### PROBLEM TO WORK ON
Check every line below for the string "folder", and copy the lines that contain it.

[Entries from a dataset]
● ● ●

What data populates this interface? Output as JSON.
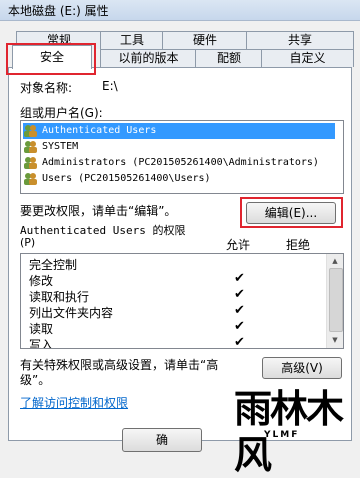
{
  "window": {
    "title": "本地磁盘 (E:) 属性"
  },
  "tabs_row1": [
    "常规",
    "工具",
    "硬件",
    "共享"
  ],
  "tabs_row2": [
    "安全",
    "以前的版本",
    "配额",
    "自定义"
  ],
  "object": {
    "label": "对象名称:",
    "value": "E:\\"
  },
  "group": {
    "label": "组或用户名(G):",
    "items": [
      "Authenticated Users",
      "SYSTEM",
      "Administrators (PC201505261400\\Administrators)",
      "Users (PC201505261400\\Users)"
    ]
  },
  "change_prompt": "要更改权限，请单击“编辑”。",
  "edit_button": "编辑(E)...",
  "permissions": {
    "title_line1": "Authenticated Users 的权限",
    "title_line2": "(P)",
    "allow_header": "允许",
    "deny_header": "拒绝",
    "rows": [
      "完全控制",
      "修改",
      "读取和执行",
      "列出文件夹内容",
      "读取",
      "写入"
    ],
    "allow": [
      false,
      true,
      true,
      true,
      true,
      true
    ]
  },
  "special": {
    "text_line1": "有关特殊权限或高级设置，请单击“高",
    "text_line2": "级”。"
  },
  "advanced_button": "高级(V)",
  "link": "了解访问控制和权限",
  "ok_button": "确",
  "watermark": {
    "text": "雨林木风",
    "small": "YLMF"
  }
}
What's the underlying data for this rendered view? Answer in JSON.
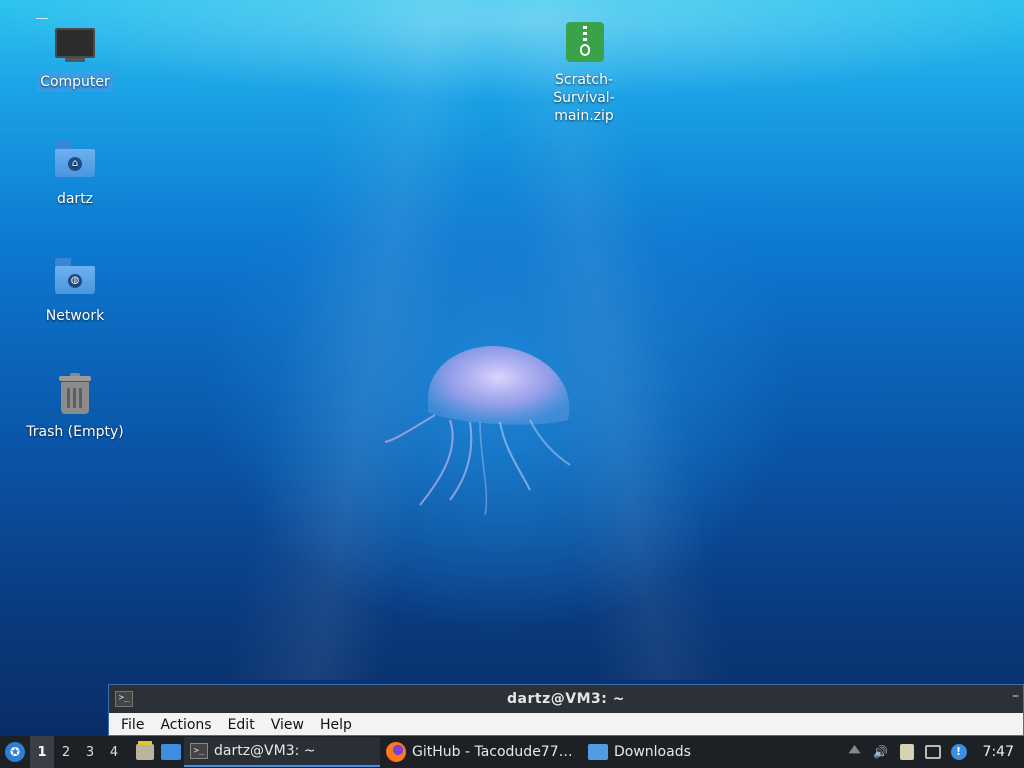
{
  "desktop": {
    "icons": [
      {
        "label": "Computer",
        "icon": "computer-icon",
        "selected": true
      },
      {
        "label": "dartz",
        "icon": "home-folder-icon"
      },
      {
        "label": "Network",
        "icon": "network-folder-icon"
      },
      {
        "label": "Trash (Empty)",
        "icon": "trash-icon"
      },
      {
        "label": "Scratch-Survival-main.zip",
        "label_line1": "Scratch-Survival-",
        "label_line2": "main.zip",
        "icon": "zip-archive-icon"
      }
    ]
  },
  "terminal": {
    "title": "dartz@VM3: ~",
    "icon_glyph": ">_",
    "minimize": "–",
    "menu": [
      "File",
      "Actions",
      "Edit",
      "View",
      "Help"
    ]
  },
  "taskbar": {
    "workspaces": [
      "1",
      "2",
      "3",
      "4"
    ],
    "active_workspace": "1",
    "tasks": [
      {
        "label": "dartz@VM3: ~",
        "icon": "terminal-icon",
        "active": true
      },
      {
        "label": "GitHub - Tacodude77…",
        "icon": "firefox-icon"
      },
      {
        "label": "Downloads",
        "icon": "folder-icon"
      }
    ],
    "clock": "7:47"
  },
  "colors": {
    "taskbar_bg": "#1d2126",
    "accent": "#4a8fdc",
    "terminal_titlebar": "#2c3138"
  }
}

● ● ●

### RESULT OF THIS TASK
        "icon": "home-folder-icon"
        "icon": "network-folder-icon"
        "icon": "folder-icon"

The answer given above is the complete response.